To do. Please rewrite the data below as a numbered list, leaving out any blank lines.

Stored rows.
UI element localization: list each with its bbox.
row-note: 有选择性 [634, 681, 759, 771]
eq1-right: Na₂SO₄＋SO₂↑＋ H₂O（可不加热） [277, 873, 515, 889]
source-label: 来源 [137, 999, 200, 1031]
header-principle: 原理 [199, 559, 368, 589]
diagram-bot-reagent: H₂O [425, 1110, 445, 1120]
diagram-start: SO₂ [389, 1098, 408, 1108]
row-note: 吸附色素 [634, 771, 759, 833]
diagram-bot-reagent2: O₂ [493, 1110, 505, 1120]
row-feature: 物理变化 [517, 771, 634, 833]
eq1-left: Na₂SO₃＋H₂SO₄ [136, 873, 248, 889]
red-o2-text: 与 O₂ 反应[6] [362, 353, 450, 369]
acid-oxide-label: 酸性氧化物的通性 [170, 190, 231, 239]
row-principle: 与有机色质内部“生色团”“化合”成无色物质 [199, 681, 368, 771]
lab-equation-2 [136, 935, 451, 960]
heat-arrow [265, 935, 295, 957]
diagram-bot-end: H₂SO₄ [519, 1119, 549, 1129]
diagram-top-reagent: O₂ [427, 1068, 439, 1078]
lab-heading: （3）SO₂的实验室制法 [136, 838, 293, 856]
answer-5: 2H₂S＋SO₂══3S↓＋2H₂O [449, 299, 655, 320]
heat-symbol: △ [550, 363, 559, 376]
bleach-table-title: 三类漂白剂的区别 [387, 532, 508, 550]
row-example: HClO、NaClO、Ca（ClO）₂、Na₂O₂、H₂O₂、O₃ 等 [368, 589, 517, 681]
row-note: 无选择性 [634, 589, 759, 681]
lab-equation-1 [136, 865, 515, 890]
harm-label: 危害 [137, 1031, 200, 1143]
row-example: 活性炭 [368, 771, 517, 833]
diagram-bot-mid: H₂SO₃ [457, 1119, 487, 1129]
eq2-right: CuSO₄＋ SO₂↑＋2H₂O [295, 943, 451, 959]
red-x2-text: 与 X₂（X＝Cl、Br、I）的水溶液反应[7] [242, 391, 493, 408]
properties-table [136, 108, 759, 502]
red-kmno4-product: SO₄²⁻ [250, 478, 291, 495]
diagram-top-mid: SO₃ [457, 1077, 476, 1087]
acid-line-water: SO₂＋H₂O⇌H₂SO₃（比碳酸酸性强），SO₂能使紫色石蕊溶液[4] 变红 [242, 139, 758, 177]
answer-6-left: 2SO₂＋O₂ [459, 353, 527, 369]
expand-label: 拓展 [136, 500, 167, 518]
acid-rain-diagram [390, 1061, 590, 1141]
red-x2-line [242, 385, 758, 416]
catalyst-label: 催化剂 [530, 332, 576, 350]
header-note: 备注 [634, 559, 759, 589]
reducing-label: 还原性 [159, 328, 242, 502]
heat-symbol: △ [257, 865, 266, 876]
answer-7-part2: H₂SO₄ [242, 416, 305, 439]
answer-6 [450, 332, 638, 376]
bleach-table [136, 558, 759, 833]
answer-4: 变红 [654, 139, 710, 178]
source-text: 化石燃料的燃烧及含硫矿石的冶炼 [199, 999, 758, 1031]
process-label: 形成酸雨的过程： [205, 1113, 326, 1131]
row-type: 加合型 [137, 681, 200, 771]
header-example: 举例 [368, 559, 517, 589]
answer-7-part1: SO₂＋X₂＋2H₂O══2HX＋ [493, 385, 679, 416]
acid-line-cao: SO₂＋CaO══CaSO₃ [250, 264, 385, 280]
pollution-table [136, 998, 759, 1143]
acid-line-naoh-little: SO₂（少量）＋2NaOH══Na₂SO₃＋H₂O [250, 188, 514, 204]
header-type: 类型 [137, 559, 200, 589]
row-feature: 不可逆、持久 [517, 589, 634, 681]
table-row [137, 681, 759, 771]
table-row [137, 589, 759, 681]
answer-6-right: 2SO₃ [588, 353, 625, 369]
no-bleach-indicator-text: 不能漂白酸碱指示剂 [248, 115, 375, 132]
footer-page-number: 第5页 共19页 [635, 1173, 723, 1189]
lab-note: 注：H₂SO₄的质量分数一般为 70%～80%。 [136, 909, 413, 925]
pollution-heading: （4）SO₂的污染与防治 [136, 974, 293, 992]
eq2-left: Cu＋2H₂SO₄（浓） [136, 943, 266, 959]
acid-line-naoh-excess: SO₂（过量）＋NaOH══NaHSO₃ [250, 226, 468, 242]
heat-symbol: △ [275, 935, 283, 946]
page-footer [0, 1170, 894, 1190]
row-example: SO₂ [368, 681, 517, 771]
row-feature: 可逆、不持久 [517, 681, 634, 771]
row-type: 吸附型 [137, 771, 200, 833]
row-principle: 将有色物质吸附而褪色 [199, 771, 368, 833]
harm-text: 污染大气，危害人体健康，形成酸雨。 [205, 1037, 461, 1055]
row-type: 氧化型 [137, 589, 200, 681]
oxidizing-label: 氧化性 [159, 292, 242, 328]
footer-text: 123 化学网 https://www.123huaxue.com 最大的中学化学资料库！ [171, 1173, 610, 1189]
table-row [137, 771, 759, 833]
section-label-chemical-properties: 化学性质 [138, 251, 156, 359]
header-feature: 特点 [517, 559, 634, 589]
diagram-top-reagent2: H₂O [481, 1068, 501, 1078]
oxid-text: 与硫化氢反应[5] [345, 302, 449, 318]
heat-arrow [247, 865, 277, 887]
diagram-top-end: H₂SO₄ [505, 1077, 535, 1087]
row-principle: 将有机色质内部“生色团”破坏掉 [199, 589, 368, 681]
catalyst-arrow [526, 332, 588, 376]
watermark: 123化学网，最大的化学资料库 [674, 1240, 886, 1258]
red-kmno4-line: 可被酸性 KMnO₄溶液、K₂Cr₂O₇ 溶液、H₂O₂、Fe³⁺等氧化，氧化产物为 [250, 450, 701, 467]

Solution to this exercise.
1. UI element localization: list each with its bbox.
2. row-note: 有选择性 [634, 681, 759, 771]
3. eq1-right: Na₂SO₄＋SO₂↑＋ H₂O（可不加热） [277, 873, 515, 889]
4. source-label: 来源 [137, 999, 200, 1031]
5. header-principle: 原理 [199, 559, 368, 589]
6. diagram-bot-reagent: H₂O [425, 1110, 445, 1120]
7. diagram-start: SO₂ [389, 1098, 408, 1108]
8. row-note: 吸附色素 [634, 771, 759, 833]
9. diagram-bot-reagent2: O₂ [493, 1110, 505, 1120]
10. row-feature: 物理变化 [517, 771, 634, 833]
11. eq1-left: Na₂SO₃＋H₂SO₄ [136, 873, 248, 889]
12. red-o2-text: 与 O₂ 反应[6] [362, 353, 450, 369]
13. acid-oxide-label: 酸性氧化物的通性 [170, 190, 231, 239]
14. row-principle: 与有机色质内部“生色团”“化合”成无色物质 [199, 681, 368, 771]
15. lab-equation-2 [136, 935, 451, 960]
16. heat-arrow [265, 935, 295, 957]
17. diagram-bot-end: H₂SO₄ [519, 1119, 549, 1129]
18. diagram-top-reagent: O₂ [427, 1068, 439, 1078]
19. lab-heading: （3）SO₂的实验室制法 [136, 838, 293, 856]
20. answer-5: 2H₂S＋SO₂══3S↓＋2H₂O [449, 299, 655, 320]
21. heat-symbol: △ [550, 363, 559, 376]
22. bleach-table-title: 三类漂白剂的区别 [387, 532, 508, 550]
23. row-example: HClO、NaClO、Ca（ClO）₂、Na₂O₂、H₂O₂、O₃ 等 [368, 589, 517, 681]
24. row-note: 无选择性 [634, 589, 759, 681]
25. lab-equation-1 [136, 865, 515, 890]
26. harm-label: 危害 [137, 1031, 200, 1143]
27. row-example: 活性炭 [368, 771, 517, 833]
28. diagram-bot-mid: H₂SO₃ [457, 1119, 487, 1129]
29. eq2-right: CuSO₄＋ SO₂↑＋2H₂O [295, 943, 451, 959]
30. red-x2-text: 与 X₂（X＝Cl、Br、I）的水溶液反应[7] [242, 391, 493, 408]
31. properties-table [136, 108, 759, 502]
32. red-kmno4-product: SO₄²⁻ [250, 478, 291, 495]
33. diagram-top-mid: SO₃ [457, 1077, 476, 1087]
34. acid-line-water: SO₂＋H₂O⇌H₂SO₃（比碳酸酸性强），SO₂能使紫色石蕊溶液[4] 变红 [242, 139, 758, 177]
35. answer-6-left: 2SO₂＋O₂ [459, 353, 527, 369]
36. expand-label: 拓展 [136, 500, 167, 518]
37. acid-rain-diagram [390, 1061, 590, 1141]
38. red-x2-line [242, 385, 758, 416]
39. catalyst-label: 催化剂 [530, 332, 576, 350]
40. header-note: 备注 [634, 559, 759, 589]
41. reducing-label: 还原性 [159, 328, 242, 502]
42. heat-symbol: △ [257, 865, 266, 876]
43. answer-7-part2: H₂SO₄ [242, 416, 305, 439]
44. answer-6 [450, 332, 638, 376]
45. bleach-table [136, 558, 759, 833]
46. answer-4: 变红 [654, 139, 710, 178]
47. source-text: 化石燃料的燃烧及含硫矿石的冶炼 [199, 999, 758, 1031]
48. process-label: 形成酸雨的过程： [205, 1113, 326, 1131]
49. row-type: 加合型 [137, 681, 200, 771]
50. header-example: 举例 [368, 559, 517, 589]
51. answer-7-part1: SO₂＋X₂＋2H₂O══2HX＋ [493, 385, 679, 416]
52. acid-line-cao: SO₂＋CaO══CaSO₃ [250, 264, 385, 280]
53. pollution-table [136, 998, 759, 1143]
54. acid-line-naoh-little: SO₂（少量）＋2NaOH══Na₂SO₃＋H₂O [250, 188, 514, 204]
55. header-type: 类型 [137, 559, 200, 589]
56. row-feature: 不可逆、持久 [517, 589, 634, 681]
57. table-row [137, 681, 759, 771]
58. table-row [137, 589, 759, 681]
59. answer-6-right: 2SO₃ [588, 353, 625, 369]
60. no-bleach-indicator-text: 不能漂白酸碱指示剂 [248, 115, 375, 132]
61. footer-page-number: 第5页 共19页 [635, 1173, 723, 1189]
62. lab-note: 注：H₂SO₄的质量分数一般为 70%～80%。 [136, 909, 413, 925]
63. pollution-heading: （4）SO₂的污染与防治 [136, 974, 293, 992]
64. eq2-left: Cu＋2H₂SO₄（浓） [136, 943, 266, 959]
65. acid-line-naoh-excess: SO₂（过量）＋NaOH══NaHSO₃ [250, 226, 468, 242]
66. heat-symbol: △ [275, 935, 283, 946]
67. page-footer [0, 1170, 894, 1190]
68. row-example: SO₂ [368, 681, 517, 771]
69. row-feature: 可逆、不持久 [517, 681, 634, 771]
70. row-type: 吸附型 [137, 771, 200, 833]
71. row-principle: 将有色物质吸附而褪色 [199, 771, 368, 833]
72. harm-text: 污染大气，危害人体健康，形成酸雨。 [205, 1037, 461, 1055]
73. row-type: 氧化型 [137, 589, 200, 681]
74. oxidizing-label: 氧化性 [159, 292, 242, 328]
75. footer-text: 123 化学网 https://www.123huaxue.com 最大的中学化学资料库！ [171, 1173, 610, 1189]
76. table-row [137, 771, 759, 833]
77. section-label-chemical-properties: 化学性质 [138, 251, 156, 359]
78. header-feature: 特点 [517, 559, 634, 589]
79. diagram-top-reagent2: H₂O [481, 1068, 501, 1078]
80. oxid-text: 与硫化氢反应[5] [345, 302, 449, 318]
81. heat-arrow [247, 865, 277, 887]
82. diagram-top-end: H₂SO₄ [505, 1077, 535, 1087]
83. row-principle: 将有机色质内部“生色团”破坏掉 [199, 589, 368, 681]
84. catalyst-arrow [526, 332, 588, 376]
85. watermark: 123化学网，最大的化学资料库 [674, 1240, 886, 1258]
86. red-kmno4-line: 可被酸性 KMnO₄溶液、K₂Cr₂O₇ 溶液、H₂O₂、Fe³⁺等氧化，氧化产物为 [250, 450, 701, 467]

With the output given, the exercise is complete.